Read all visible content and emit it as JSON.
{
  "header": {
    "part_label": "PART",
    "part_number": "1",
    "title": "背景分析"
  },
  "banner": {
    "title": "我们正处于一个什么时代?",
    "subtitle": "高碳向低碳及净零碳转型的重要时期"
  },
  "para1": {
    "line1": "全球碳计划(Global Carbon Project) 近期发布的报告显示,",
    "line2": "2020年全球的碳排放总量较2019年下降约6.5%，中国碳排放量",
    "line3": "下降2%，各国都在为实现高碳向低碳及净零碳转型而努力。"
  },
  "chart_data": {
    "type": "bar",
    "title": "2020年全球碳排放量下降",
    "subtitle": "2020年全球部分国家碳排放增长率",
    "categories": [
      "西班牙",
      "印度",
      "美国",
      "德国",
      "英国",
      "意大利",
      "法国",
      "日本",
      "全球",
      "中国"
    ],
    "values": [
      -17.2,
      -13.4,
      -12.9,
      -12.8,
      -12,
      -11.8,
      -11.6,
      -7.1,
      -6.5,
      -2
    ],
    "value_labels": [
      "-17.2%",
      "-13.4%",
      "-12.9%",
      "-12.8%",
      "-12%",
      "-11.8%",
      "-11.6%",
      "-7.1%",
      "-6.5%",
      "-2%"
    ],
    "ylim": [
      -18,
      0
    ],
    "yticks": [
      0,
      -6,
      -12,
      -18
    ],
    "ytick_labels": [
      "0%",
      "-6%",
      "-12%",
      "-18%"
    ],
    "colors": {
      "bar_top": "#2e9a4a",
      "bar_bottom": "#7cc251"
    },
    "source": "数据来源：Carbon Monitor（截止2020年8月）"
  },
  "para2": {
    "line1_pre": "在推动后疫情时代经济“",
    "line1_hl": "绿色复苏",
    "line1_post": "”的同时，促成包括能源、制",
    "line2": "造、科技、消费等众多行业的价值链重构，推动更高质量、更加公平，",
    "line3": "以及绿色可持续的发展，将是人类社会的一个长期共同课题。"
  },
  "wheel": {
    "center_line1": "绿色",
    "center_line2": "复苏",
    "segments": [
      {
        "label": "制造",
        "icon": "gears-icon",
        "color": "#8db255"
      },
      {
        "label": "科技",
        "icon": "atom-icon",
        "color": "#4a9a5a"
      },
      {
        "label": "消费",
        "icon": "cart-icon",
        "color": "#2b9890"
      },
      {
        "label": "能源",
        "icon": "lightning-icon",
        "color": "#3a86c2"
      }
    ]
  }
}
____________
To do:
Identify and extract each line of the listing that contains "icon".

Full solution:
        "icon": "gears-icon",
        "icon": "atom-icon",
        "icon": "cart-icon",
        "icon": "lightning-icon",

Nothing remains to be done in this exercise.